## Stated task
In the listing below, locate the lines bearing the word "voir". Copy every one of them.

++++

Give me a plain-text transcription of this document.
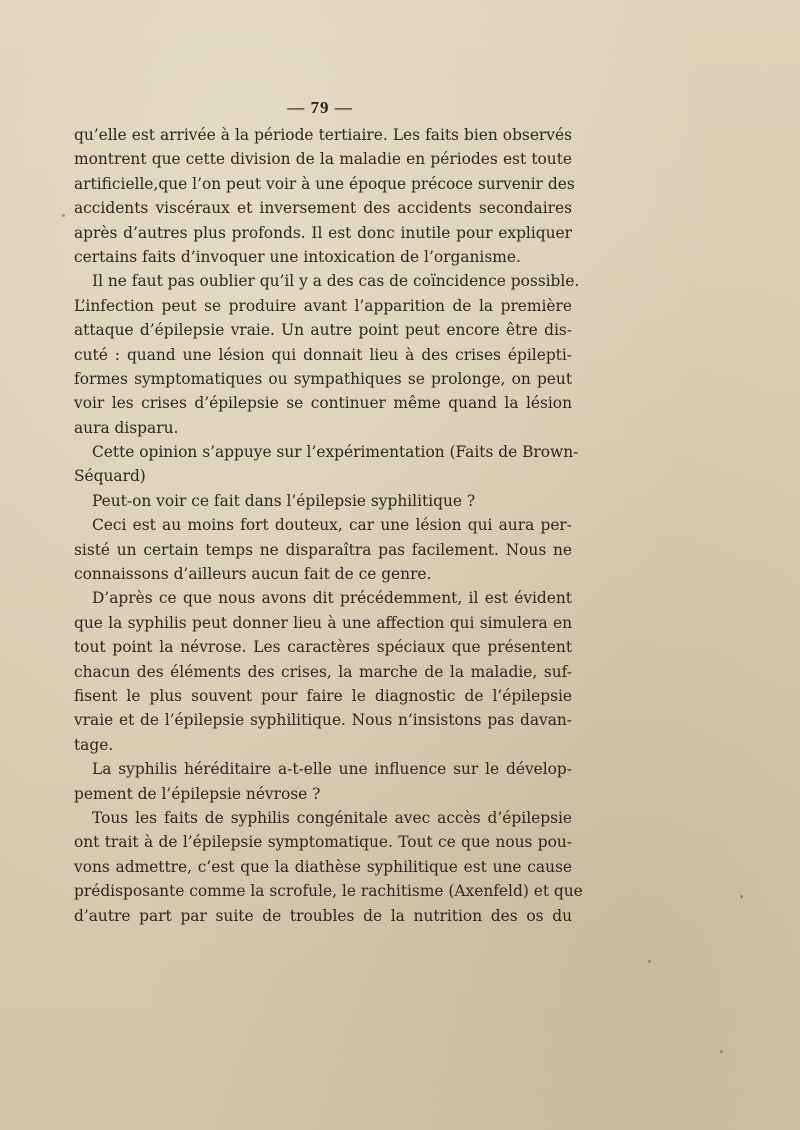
— 79 —
qu’elle est arrivée à la période tertiaire. Les faits bien observés
montrent que cette division de la maladie en périodes est toute
artificielle,que l’on peut voir à une époque précoce survenir des
accidents viscéraux et inversement des accidents secondaires
après d’autres plus profonds. Il est donc inutile pour expliquer
certains faits d’invoquer une intoxication de l’organisme.
Il ne faut pas oublier qu’il y a des cas de coïncidence possible.
L’infection peut se produire avant l’apparition de la première
attaque d’épilepsie vraie. Un autre point peut encore être dis-
cuté : quand une lésion qui donnait lieu à des crises épilepti-
formes symptomatiques ou sympathiques se prolonge, on peut
voir les crises d’épilepsie se continuer même quand la lésion
aura disparu.
Cette opinion s’appuye sur l’expérimentation (Faits de Brown-
Séquard)
Peut-on voir ce fait dans l’épilepsie syphilitique ?
Ceci est au moins fort douteux, car une lésion qui aura per-
sisté un certain temps ne disparaîtra pas facilement. Nous ne
connaissons d’ailleurs aucun fait de ce genre.
D’après ce que nous avons dit précédemment, il est évident
que la syphilis peut donner lieu à une affection qui simulera en
tout point la névrose. Les caractères spéciaux que présentent
chacun des éléments des crises, la marche de la maladie, suf-
fisent le plus souvent pour faire le diagnostic de l’épilepsie
vraie et de l’épilepsie syphilitique. Nous n’insistons pas davan-
tage.
La syphilis héréditaire a-t-elle une influence sur le dévelop-
pement de l’épilepsie névrose ?
Tous les faits de syphilis congénitale avec accès d’épilepsie
ont trait à de l’épilepsie symptomatique. Tout ce que nous pou-
vons admettre, c’est que la diathèse syphilitique est une cause
prédisposante comme la scrofule, le rachitisme (Axenfeld) et que
d’autre part par suite de troubles de la nutrition des os du
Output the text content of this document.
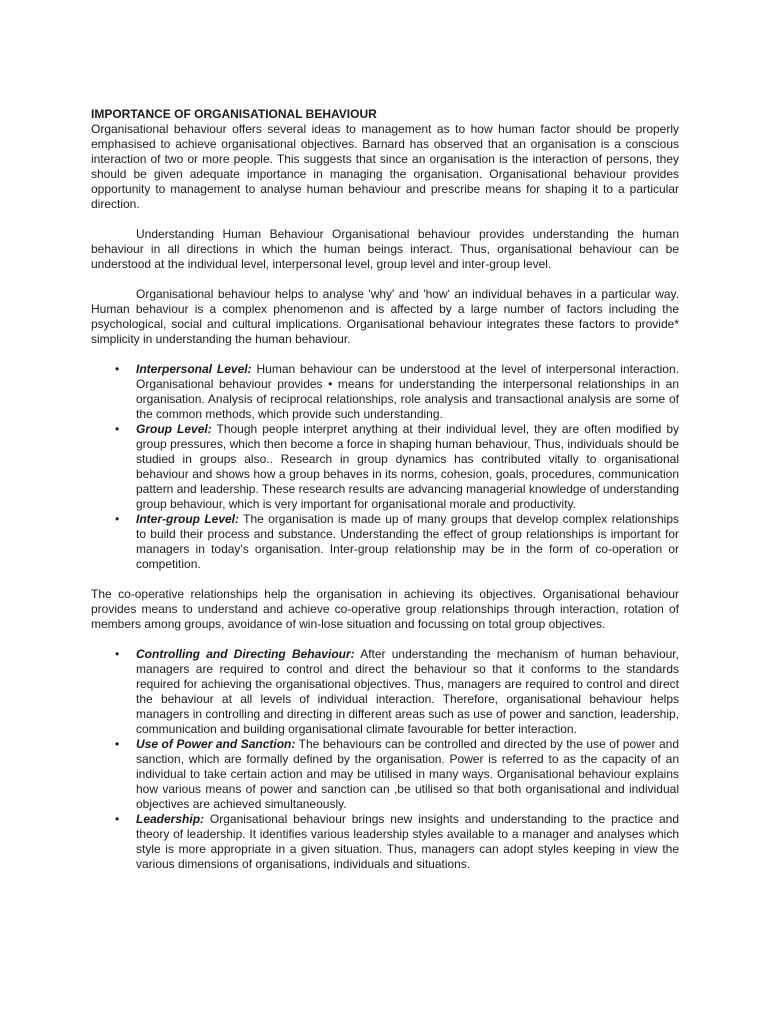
IMPORTANCE OF ORGANISATIONAL BEHAVIOUR

Organisational behaviour offers several ideas to management as to how human factor should be properly emphasised to achieve organisational objectives. Barnard has observed that an organisation is a conscious interaction of two or more people. This suggests that since an organisation is the interaction of persons, they should be given adequate importance in managing the organisation. Organisational behaviour provides opportunity to management to analyse human behaviour and prescribe means for shaping it to a particular direction.

Understanding Human Behaviour Organisational behaviour provides understanding the human behaviour in all directions in which the human beings interact. Thus, organisational behaviour can be understood at the individual level, interpersonal level, group level and inter-group level.

Organisational behaviour helps to analyse 'why' and 'how' an individual behaves in a particular way. Human behaviour is a complex phenomenon and is affected by a large number of factors including the psychological, social and cultural implications. Organisational behaviour integrates these factors to provide* simplicity in understanding the human behaviour.

• Interpersonal Level: Human behaviour can be understood at the level of interpersonal interaction. Organisational behaviour provides • means for understanding the interpersonal relationships in an organisation. Analysis of reciprocal relationships, role analysis and transactional analysis are some of the common methods, which provide such understanding.
• Group Level: Though people interpret anything at their individual level, they are often modified by group pressures, which then become a force in shaping human behaviour, Thus, individuals should be studied in groups also.. Research in group dynamics has contributed vitally to organisational behaviour and shows how a group behaves in its norms, cohesion, goals, procedures, communication pattern and leadership. These research results are advancing managerial knowledge of understanding group behaviour, which is very important for organisational morale and productivity.
• Inter-group Level: The organisation is made up of many groups that develop complex relationships to build their process and substance. Understanding the effect of group relationships is important for managers in today's organisation. Inter-group relationship may be in the form of co-operation or competition.

The co-operative relationships help the organisation in achieving its objectives. Organisational behaviour provides means to understand and achieve co-operative group relationships through interaction, rotation of members among groups, avoidance of win-lose situation and focussing on total group objectives.

• Controlling and Directing Behaviour: After understanding the mechanism of human behaviour, managers are required to control and direct the behaviour so that it conforms to the standards required for achieving the organisational objectives. Thus, managers are required to control and direct the behaviour at all levels of individual interaction. Therefore, organisational behaviour helps managers in controlling and directing in different areas such as use of power and sanction, leadership, communication and building organisational climate favourable for better interaction.
• Use of Power and Sanction: The behaviours can be controlled and directed by the use of power and sanction, which are formally defined by the organisation. Power is referred to as the capacity of an individual to take certain action and may be utilised in many ways. Organisational behaviour explains how various means of power and sanction can ,be utilised so that both organisational and individual objectives are achieved simultaneously.
• Leadership: Organisational behaviour brings new insights and understanding to the practice and theory of leadership. It identifies various leadership styles available to a manager and analyses which style is more appropriate in a given situation. Thus, managers can adopt styles keeping in view the various dimensions of organisations, individuals and situations.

++++

## Response to this task
artificielle,que l’on peut voir à une époque précoce survenir des
voir les crises d’épilepsie se continuer même quand la lésion
Peut-on voir ce fait dans l’épilepsie syphilitique ?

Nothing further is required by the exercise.